INSTRUCTIONS FOR THE TASK: Exactly reproduce the lines that follow.
===== WORKING DATA =====
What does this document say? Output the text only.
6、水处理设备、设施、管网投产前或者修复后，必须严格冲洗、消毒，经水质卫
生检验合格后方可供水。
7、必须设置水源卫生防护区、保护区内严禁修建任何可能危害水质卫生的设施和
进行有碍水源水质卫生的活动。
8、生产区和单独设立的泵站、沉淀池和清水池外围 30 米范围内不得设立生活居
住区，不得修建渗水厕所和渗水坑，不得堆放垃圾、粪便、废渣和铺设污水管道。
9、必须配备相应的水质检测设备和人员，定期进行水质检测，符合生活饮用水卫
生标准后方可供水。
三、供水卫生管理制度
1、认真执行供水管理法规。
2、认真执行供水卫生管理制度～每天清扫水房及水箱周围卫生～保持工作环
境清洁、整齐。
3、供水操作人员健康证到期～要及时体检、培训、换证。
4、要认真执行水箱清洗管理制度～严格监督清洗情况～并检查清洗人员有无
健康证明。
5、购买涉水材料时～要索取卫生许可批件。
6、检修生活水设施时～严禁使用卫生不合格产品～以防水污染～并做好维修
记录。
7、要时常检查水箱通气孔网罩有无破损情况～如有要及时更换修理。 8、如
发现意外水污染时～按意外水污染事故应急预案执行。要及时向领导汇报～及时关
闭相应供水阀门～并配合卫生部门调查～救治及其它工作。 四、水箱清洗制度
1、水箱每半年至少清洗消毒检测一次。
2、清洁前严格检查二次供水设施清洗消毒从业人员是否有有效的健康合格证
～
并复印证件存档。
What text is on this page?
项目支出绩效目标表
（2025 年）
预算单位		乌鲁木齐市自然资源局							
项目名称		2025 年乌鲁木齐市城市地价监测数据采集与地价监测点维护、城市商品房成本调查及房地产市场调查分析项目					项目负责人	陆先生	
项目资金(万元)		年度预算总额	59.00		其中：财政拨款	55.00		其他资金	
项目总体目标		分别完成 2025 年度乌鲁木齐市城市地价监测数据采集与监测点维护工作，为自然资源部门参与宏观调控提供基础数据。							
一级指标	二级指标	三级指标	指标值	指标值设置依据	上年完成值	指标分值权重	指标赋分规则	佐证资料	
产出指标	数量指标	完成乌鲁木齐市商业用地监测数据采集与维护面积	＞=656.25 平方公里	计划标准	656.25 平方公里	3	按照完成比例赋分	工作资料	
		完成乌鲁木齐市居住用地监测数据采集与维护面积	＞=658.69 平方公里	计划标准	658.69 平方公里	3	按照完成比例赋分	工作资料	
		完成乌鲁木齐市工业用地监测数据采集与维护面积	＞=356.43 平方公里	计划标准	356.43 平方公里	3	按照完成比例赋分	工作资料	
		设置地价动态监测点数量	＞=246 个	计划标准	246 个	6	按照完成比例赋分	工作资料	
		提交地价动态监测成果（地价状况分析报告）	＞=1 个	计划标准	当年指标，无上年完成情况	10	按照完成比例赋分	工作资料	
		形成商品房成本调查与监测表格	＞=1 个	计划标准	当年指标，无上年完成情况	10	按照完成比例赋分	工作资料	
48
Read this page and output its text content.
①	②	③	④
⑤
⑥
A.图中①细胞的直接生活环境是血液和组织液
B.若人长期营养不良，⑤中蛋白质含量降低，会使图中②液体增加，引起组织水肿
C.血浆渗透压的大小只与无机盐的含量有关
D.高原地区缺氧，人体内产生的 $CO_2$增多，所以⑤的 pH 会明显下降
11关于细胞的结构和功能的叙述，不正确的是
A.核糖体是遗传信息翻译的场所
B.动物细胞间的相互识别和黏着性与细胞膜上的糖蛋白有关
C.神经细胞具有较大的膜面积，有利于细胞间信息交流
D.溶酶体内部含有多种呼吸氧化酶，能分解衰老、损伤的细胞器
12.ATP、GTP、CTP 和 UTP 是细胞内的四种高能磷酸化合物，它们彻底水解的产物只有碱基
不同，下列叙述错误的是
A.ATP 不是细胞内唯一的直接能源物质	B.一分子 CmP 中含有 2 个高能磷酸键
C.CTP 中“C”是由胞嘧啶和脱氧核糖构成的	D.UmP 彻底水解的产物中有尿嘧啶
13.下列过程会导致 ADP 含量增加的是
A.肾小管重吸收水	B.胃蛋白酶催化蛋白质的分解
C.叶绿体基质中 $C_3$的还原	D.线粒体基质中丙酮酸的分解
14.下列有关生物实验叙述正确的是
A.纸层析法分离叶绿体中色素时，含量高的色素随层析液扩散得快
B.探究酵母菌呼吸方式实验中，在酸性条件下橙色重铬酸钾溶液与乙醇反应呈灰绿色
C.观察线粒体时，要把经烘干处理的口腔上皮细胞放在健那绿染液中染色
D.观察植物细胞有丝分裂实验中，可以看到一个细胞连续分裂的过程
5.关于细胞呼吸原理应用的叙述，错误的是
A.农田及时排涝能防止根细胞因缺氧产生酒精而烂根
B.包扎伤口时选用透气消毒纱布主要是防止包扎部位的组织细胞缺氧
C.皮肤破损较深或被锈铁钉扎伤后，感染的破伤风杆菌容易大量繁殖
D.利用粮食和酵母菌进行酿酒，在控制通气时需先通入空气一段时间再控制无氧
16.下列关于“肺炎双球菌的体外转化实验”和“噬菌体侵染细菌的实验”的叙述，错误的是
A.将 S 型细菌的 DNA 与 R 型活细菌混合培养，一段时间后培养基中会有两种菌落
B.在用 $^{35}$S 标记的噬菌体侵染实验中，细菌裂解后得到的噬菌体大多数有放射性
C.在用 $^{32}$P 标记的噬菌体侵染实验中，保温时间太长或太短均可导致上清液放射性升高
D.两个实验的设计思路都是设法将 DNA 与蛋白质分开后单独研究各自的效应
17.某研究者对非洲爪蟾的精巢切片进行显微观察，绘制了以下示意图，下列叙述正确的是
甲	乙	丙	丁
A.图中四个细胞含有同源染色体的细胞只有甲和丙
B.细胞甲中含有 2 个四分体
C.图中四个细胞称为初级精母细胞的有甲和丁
=====
SOLUTION TO THIS EXERCISE:
What does this document say? Output the text only.
6、水处理设备、设施、管网投产前或者修复后，必须严格冲洗、消毒，经水质卫
生检验合格后方可供水。
7、必须设置水源卫生防护区、保护区内严禁修建任何可能危害水质卫生的设施和
进行有碍水源水质卫生的活动。
8、生产区和单独设立的泵站、沉淀池和清水池外围 30 米范围内不得设立生活居
住区，不得修建渗水厕所和渗水坑，不得堆放垃圾、粪便、废渣和铺设污水管道。
9、必须配备相应的水质检测设备和人员，定期进行水质检测，符合生活饮用水卫
生标准后方可供水。
三、供水卫生管理制度
1、认真执行供水管理法规。
2、认真执行供水卫生管理制度～每天清扫水房及水箱周围卫生～保持工作环
境清洁、整齐。
3、供水操作人员健康证到期～要及时体检、培训、换证。
4、要认真执行水箱清洗管理制度～严格监督清洗情况～并检查清洗人员有无
健康证明。
5、购买涉水材料时～要索取卫生许可批件。
6、检修生活水设施时～严禁使用卫生不合格产品～以防水污染～并做好维修
记录。
7、要时常检查水箱通气孔网罩有无破损情况～如有要及时更换修理。 8、如
发现意外水污染时～按意外水污染事故应急预案执行。要及时向领导汇报～及时关
闭相应供水阀门～并配合卫生部门调查～救治及其它工作。 四、水箱清洗制度
1、水箱每半年至少清洗消毒检测一次。
2、清洁前严格检查二次供水设施清洗消毒从业人员是否有有效的健康合格证
～
并复印证件存档。
What text is on this page?
项目支出绩效目标表
（2025 年）
预算单位		乌鲁木齐市自然资源局							
项目名称		2025 年乌鲁木齐市城市地价监测数据采集与地价监测点维护、城市商品房成本调查及房地产市场调查分析项目					项目负责人	陆先生	
项目资金(万元)		年度预算总额	59.00		其中：财政拨款	55.00		其他资金	
项目总体目标		分别完成 2025 年度乌鲁木齐市城市地价监测数据采集与监测点维护工作，为自然资源部门参与宏观调控提供基础数据。							
一级指标	二级指标	三级指标	指标值	指标值设置依据	上年完成值	指标分值权重	指标赋分规则	佐证资料	
产出指标	数量指标	完成乌鲁木齐市商业用地监测数据采集与维护面积	＞=656.25 平方公里	计划标准	656.25 平方公里	3	按照完成比例赋分	工作资料	
		完成乌鲁木齐市居住用地监测数据采集与维护面积	＞=658.69 平方公里	计划标准	658.69 平方公里	3	按照完成比例赋分	工作资料	
		完成乌鲁木齐市工业用地监测数据采集与维护面积	＞=356.43 平方公里	计划标准	356.43 平方公里	3	按照完成比例赋分	工作资料	
		设置地价动态监测点数量	＞=246 个	计划标准	246 个	6	按照完成比例赋分	工作资料	
		提交地价动态监测成果（地价状况分析报告）	＞=1 个	计划标准	当年指标，无上年完成情况	10	按照完成比例赋分	工作资料	
		形成商品房成本调查与监测表格	＞=1 个	计划标准	当年指标，无上年完成情况	10	按照完成比例赋分	工作资料	
48
Read this page and output its text content.
①	②	③	④
⑤
⑥
A.图中①细胞的直接生活环境是血液和组织液
B.若人长期营养不良，⑤中蛋白质含量降低，会使图中②液体增加，引起组织水肿
C.血浆渗透压的大小只与无机盐的含量有关
D.高原地区缺氧，人体内产生的 $CO_2$增多，所以⑤的 pH 会明显下降
11关于细胞的结构和功能的叙述，不正确的是
A.核糖体是遗传信息翻译的场所
B.动物细胞间的相互识别和黏着性与细胞膜上的糖蛋白有关
C.神经细胞具有较大的膜面积，有利于细胞间信息交流
D.溶酶体内部含有多种呼吸氧化酶，能分解衰老、损伤的细胞器
12.ATP、GTP、CTP 和 UTP 是细胞内的四种高能磷酸化合物，它们彻底水解的产物只有碱基
不同，下列叙述错误的是
A.ATP 不是细胞内唯一的直接能源物质	B.一分子 CmP 中含有 2 个高能磷酸键
C.CTP 中“C”是由胞嘧啶和脱氧核糖构成的	D.UmP 彻底水解的产物中有尿嘧啶
13.下列过程会导致 ADP 含量增加的是
A.肾小管重吸收水	B.胃蛋白酶催化蛋白质的分解
C.叶绿体基质中 $C_3$的还原	D.线粒体基质中丙酮酸的分解
14.下列有关生物实验叙述正确的是
A.纸层析法分离叶绿体中色素时，含量高的色素随层析液扩散得快
B.探究酵母菌呼吸方式实验中，在酸性条件下橙色重铬酸钾溶液与乙醇反应呈灰绿色
C.观察线粒体时，要把经烘干处理的口腔上皮细胞放在健那绿染液中染色
D.观察植物细胞有丝分裂实验中，可以看到一个细胞连续分裂的过程
5.关于细胞呼吸原理应用的叙述，错误的是
A.农田及时排涝能防止根细胞因缺氧产生酒精而烂根
B.包扎伤口时选用透气消毒纱布主要是防止包扎部位的组织细胞缺氧
C.皮肤破损较深或被锈铁钉扎伤后，感染的破伤风杆菌容易大量繁殖
D.利用粮食和酵母菌进行酿酒，在控制通气时需先通入空气一段时间再控制无氧
16.下列关于“肺炎双球菌的体外转化实验”和“噬菌体侵染细菌的实验”的叙述，错误的是
A.将 S 型细菌的 DNA 与 R 型活细菌混合培养，一段时间后培养基中会有两种菌落
B.在用 $^{35}$S 标记的噬菌体侵染实验中，细菌裂解后得到的噬菌体大多数有放射性
C.在用 $^{32}$P 标记的噬菌体侵染实验中，保温时间太长或太短均可导致上清液放射性升高
D.两个实验的设计思路都是设法将 DNA 与蛋白质分开后单独研究各自的效应
17.某研究者对非洲爪蟾的精巢切片进行显微观察，绘制了以下示意图，下列叙述正确的是
甲	乙	丙	丁
A.图中四个细胞含有同源染色体的细胞只有甲和丙
B.细胞甲中含有 2 个四分体
C.图中四个细胞称为初级精母细胞的有甲和丁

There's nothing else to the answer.